----- Data in this exercise

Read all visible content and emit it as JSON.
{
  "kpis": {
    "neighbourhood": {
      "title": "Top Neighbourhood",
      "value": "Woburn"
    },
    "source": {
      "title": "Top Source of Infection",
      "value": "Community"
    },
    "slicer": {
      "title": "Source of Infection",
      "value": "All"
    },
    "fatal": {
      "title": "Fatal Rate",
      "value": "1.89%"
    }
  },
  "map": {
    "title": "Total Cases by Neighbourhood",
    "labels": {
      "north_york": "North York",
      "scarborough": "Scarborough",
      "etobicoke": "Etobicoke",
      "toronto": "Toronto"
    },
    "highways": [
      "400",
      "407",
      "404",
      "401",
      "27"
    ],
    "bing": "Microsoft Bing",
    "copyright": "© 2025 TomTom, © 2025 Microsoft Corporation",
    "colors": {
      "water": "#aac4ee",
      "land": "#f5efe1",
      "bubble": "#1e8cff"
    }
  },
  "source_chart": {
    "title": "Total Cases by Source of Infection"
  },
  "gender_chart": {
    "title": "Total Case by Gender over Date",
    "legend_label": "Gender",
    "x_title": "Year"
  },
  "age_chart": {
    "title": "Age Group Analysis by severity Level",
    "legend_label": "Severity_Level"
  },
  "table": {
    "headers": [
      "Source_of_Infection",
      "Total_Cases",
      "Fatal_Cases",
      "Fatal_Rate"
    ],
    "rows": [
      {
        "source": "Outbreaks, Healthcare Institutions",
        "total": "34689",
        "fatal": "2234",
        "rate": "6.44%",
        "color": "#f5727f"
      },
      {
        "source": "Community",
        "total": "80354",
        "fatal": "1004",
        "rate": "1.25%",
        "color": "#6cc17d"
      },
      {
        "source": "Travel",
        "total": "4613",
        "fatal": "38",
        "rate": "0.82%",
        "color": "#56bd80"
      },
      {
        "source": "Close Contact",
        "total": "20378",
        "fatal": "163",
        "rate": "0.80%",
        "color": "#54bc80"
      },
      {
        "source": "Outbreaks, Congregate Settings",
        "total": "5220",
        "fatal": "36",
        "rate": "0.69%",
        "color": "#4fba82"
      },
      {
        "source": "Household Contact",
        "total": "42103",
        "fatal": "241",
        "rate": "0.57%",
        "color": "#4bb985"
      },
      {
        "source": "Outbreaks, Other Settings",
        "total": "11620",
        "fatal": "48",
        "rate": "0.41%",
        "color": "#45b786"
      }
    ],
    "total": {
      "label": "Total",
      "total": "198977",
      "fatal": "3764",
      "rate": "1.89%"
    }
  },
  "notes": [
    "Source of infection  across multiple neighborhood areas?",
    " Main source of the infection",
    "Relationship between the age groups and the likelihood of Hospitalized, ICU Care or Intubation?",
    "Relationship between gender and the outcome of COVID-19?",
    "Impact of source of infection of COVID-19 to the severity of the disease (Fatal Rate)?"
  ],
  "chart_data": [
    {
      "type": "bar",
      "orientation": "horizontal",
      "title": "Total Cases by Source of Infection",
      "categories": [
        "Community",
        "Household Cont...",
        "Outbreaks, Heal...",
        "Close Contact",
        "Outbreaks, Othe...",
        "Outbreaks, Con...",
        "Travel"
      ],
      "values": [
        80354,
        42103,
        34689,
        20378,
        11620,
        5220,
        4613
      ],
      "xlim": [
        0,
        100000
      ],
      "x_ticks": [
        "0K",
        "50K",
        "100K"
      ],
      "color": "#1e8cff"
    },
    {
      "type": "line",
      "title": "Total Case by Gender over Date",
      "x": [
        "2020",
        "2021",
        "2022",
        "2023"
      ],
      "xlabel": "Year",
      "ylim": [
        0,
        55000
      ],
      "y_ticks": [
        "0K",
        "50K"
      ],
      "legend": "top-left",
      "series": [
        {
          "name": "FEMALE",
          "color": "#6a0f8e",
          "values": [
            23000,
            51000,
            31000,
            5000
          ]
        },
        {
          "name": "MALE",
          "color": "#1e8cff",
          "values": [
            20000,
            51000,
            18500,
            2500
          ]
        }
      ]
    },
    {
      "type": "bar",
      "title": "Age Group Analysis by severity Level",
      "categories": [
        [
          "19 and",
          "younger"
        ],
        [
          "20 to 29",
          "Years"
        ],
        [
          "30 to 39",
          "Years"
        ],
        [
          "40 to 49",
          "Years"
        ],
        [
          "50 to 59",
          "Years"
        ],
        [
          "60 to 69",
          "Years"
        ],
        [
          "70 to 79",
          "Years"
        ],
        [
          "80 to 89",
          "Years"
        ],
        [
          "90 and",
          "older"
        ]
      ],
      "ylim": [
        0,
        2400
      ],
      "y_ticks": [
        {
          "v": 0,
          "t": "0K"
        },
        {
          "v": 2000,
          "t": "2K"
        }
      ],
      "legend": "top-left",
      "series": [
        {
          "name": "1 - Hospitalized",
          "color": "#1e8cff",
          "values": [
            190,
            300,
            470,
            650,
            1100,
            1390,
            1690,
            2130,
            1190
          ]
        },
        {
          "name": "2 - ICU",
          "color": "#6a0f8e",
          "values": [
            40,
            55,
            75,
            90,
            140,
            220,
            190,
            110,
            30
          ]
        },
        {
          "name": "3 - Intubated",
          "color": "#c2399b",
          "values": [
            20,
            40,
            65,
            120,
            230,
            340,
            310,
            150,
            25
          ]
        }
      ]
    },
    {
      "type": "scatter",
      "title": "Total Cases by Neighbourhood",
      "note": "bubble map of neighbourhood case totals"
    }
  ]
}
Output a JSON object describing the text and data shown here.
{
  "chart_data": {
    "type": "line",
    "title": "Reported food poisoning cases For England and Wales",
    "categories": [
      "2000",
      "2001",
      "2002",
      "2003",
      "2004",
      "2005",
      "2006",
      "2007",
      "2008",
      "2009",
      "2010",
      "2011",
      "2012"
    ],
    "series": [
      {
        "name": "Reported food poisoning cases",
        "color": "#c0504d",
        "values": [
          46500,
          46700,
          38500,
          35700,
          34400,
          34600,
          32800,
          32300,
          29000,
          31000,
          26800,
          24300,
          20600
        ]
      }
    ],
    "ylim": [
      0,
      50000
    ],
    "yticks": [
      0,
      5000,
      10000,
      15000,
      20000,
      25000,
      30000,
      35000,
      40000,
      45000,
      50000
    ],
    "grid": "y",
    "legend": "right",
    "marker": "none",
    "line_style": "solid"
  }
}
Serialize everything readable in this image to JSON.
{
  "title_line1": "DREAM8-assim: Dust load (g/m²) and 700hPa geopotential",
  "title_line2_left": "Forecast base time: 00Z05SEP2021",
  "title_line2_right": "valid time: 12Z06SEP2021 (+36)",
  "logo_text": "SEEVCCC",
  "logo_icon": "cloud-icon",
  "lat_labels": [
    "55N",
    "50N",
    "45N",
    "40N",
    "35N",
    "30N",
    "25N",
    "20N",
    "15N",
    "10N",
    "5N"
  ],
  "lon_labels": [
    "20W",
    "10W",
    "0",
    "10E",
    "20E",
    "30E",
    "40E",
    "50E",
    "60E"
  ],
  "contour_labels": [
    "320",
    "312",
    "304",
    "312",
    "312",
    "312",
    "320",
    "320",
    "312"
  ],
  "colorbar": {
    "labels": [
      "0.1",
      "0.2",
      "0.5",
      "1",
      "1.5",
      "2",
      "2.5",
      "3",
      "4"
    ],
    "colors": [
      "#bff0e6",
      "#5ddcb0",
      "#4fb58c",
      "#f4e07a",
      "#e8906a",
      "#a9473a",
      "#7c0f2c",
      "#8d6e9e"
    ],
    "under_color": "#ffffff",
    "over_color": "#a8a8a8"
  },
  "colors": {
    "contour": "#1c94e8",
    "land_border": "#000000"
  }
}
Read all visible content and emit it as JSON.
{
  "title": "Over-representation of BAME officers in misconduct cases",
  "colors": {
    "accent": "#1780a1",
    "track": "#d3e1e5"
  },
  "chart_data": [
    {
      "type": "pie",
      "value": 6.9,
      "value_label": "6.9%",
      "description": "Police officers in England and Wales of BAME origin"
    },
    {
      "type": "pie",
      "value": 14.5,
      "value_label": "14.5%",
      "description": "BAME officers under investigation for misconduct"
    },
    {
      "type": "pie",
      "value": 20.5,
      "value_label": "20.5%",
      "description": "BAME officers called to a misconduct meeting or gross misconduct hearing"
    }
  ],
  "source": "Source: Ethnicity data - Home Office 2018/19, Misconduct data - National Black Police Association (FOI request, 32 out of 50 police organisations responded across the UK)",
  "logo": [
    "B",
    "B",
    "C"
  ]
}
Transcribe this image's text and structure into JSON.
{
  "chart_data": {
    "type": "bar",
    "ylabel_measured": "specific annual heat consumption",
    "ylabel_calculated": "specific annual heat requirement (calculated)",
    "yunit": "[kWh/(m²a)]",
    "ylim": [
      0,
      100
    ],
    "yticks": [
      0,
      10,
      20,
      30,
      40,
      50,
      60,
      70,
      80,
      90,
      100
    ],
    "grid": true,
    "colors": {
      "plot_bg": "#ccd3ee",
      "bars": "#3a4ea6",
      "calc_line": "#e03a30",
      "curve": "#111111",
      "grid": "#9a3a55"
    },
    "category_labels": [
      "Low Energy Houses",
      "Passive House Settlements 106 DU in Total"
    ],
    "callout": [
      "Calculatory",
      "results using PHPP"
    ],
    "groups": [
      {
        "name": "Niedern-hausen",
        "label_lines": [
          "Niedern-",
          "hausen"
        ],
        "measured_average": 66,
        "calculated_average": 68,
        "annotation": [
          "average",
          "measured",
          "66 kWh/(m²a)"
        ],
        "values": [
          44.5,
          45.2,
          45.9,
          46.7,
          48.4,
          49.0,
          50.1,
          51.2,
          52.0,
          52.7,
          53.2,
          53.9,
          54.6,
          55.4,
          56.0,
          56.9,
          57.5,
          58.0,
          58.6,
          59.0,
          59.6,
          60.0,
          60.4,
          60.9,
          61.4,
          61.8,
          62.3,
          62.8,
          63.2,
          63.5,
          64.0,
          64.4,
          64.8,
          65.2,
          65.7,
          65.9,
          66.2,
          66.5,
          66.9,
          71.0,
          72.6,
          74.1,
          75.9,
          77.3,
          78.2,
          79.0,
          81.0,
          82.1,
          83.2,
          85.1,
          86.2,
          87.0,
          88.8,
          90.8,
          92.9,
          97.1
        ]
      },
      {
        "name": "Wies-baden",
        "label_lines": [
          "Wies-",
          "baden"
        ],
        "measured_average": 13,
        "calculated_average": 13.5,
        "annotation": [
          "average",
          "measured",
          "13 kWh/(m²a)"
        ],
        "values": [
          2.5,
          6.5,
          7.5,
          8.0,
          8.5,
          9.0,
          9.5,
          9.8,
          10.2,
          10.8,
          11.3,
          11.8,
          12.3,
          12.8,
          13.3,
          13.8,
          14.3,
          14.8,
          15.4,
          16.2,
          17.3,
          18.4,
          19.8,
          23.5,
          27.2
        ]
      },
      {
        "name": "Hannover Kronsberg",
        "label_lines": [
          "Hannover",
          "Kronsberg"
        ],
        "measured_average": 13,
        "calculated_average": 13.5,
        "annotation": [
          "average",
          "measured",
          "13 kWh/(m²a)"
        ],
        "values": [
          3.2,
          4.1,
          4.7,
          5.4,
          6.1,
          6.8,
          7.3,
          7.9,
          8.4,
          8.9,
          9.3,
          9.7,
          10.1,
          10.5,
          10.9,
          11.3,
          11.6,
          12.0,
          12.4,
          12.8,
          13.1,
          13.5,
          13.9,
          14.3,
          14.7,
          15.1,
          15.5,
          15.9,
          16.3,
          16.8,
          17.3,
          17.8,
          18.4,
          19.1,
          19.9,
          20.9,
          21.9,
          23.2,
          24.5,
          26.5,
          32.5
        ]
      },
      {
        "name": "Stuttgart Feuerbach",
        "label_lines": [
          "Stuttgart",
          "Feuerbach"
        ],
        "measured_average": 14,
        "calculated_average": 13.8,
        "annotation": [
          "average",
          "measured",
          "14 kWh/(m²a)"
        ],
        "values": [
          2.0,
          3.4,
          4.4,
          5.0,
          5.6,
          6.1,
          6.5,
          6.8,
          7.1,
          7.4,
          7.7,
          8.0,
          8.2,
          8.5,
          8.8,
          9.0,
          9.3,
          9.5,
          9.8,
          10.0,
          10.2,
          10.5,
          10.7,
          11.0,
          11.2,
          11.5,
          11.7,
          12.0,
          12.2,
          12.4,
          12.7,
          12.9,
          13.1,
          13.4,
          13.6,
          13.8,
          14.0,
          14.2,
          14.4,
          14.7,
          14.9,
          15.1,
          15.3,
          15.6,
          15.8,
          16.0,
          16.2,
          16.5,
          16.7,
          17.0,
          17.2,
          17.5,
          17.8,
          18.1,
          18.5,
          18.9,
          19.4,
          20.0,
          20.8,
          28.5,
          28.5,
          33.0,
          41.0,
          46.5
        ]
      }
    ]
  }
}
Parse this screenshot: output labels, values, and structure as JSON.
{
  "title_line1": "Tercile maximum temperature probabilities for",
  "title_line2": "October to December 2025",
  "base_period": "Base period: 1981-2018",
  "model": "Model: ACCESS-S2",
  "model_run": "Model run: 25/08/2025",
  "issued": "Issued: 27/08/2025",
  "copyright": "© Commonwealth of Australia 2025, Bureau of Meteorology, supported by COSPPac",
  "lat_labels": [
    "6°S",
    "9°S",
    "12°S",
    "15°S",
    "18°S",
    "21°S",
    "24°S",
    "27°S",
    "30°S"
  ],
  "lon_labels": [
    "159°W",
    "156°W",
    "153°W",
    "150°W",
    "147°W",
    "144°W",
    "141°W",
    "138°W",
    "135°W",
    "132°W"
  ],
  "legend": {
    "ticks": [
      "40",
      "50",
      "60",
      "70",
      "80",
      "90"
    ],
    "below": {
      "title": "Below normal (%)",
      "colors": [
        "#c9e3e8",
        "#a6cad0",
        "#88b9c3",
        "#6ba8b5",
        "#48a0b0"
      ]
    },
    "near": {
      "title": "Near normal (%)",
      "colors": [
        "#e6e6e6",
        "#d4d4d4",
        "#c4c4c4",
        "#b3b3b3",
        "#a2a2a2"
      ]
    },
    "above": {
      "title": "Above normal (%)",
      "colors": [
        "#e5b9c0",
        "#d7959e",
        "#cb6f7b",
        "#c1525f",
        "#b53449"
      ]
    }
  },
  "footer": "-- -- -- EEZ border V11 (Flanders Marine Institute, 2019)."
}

----------

- What to work on -
List each line of the entries that holds the string "Microsoft".

- Reply -
    "bing": "Microsoft Bing",
    "copyright": "© 2025 TomTom, © 2025 Microsoft Corporation",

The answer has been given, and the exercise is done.